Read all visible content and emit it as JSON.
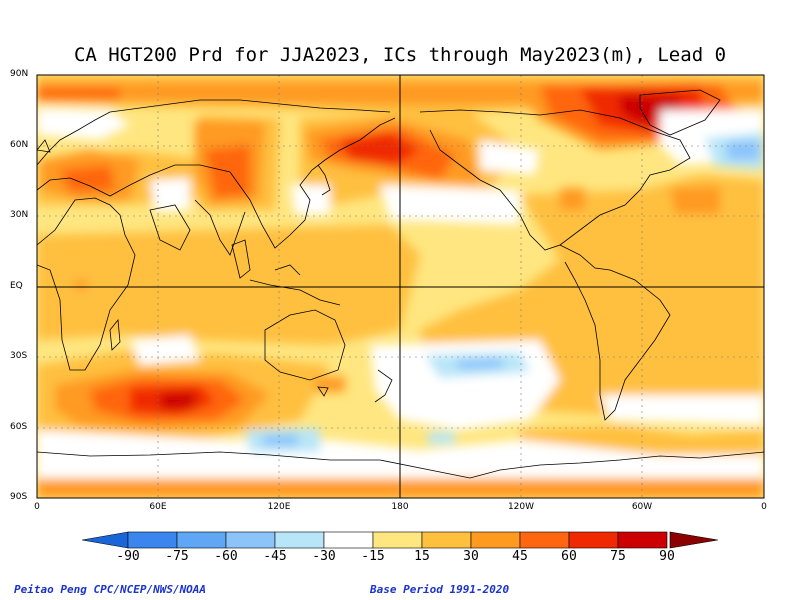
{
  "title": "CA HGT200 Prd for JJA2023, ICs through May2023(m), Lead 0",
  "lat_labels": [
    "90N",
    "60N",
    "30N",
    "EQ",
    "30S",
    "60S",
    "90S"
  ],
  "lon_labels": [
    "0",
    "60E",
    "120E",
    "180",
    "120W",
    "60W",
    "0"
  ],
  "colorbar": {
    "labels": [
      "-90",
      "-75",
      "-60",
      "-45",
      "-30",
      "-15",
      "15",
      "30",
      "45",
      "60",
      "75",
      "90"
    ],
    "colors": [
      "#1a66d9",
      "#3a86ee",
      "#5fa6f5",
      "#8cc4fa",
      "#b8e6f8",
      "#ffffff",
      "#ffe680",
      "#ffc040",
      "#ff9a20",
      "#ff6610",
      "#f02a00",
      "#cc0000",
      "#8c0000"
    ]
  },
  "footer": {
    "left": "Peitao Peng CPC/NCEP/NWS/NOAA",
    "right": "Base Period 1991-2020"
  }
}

...

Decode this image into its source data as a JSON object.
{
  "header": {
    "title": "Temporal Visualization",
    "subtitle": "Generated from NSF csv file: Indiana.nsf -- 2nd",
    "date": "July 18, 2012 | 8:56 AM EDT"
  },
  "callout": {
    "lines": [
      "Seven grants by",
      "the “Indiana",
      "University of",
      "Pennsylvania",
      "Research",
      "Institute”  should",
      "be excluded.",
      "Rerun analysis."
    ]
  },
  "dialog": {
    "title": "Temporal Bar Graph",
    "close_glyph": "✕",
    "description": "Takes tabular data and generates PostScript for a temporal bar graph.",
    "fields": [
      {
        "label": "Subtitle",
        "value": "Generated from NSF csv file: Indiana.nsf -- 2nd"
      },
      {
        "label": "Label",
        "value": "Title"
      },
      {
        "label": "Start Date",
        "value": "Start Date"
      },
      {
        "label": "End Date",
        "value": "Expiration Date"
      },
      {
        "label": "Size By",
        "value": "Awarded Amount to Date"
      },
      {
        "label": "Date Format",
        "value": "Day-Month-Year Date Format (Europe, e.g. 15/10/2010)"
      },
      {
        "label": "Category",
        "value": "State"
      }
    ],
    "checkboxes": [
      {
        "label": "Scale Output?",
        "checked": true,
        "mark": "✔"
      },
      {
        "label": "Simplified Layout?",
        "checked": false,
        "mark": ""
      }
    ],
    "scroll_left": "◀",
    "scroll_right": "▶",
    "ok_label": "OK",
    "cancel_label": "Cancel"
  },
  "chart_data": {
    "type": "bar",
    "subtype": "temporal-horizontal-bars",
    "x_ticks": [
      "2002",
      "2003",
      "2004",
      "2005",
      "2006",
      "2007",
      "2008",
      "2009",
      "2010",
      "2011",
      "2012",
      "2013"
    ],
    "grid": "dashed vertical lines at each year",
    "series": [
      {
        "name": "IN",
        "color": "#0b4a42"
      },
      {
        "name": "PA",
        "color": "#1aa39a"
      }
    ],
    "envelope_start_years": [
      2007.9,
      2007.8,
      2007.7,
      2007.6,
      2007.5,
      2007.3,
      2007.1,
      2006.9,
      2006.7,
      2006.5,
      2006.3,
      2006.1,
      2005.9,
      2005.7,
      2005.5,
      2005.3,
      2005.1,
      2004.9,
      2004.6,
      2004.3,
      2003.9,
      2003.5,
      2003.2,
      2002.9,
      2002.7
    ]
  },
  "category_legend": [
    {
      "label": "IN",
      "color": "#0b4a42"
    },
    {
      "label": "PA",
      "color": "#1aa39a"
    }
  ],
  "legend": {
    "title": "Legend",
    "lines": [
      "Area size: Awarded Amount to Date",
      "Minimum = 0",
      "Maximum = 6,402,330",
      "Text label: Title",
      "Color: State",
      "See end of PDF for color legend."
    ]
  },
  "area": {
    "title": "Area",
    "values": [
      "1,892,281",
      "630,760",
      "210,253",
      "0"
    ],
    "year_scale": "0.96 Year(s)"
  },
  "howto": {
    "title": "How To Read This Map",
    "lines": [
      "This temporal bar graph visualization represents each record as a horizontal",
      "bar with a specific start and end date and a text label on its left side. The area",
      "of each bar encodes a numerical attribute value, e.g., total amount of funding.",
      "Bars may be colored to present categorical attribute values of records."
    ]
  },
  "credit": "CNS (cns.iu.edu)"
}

*Exercise aim*. Find the word "from" in the entries above and gather every line that holds it.

*Correct result*.
    "subtitle": "Generated from NSF csv file: Indiana.nsf -- 2nd",
        "value": "Generated from NSF csv file: Indiana.nsf -- 2nd"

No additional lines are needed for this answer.